# START OF Provided material
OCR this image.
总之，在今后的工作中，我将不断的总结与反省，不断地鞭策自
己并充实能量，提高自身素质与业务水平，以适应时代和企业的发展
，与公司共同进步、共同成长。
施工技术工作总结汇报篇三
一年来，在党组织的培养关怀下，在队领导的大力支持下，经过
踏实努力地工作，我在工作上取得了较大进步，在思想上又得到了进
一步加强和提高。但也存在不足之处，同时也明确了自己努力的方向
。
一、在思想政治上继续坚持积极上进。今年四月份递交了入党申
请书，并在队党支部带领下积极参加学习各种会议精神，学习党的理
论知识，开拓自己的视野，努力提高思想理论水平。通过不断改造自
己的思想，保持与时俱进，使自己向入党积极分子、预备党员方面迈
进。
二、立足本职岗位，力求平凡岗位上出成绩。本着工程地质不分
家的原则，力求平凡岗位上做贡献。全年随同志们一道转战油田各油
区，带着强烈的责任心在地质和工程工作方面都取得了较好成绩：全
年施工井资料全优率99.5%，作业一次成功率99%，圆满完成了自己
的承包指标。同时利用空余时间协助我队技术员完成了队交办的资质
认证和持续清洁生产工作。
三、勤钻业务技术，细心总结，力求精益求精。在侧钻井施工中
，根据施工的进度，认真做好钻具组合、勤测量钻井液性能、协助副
# END OF Provided material
● Work instructions
Give back the data above exactly as it appears.

● Result of the exercise
OCR this image.
总之，在今后的工作中，我将不断的总结与反省，不断地鞭策自
己并充实能量，提高自身素质与业务水平，以适应时代和企业的发展
，与公司共同进步、共同成长。
施工技术工作总结汇报篇三
一年来，在党组织的培养关怀下，在队领导的大力支持下，经过
踏实努力地工作，我在工作上取得了较大进步，在思想上又得到了进
一步加强和提高。但也存在不足之处，同时也明确了自己努力的方向
。
一、在思想政治上继续坚持积极上进。今年四月份递交了入党申
请书，并在队党支部带领下积极参加学习各种会议精神，学习党的理
论知识，开拓自己的视野，努力提高思想理论水平。通过不断改造自
己的思想，保持与时俱进，使自己向入党积极分子、预备党员方面迈
进。
二、立足本职岗位，力求平凡岗位上出成绩。本着工程地质不分
家的原则，力求平凡岗位上做贡献。全年随同志们一道转战油田各油
区，带着强烈的责任心在地质和工程工作方面都取得了较好成绩：全
年施工井资料全优率99.5%，作业一次成功率99%，圆满完成了自己
的承包指标。同时利用空余时间协助我队技术员完成了队交办的资质
认证和持续清洁生产工作。
三、勤钻业务技术，细心总结，力求精益求精。在侧钻井施工中
，根据施工的进度，认真做好钻具组合、勤测量钻井液性能、协助副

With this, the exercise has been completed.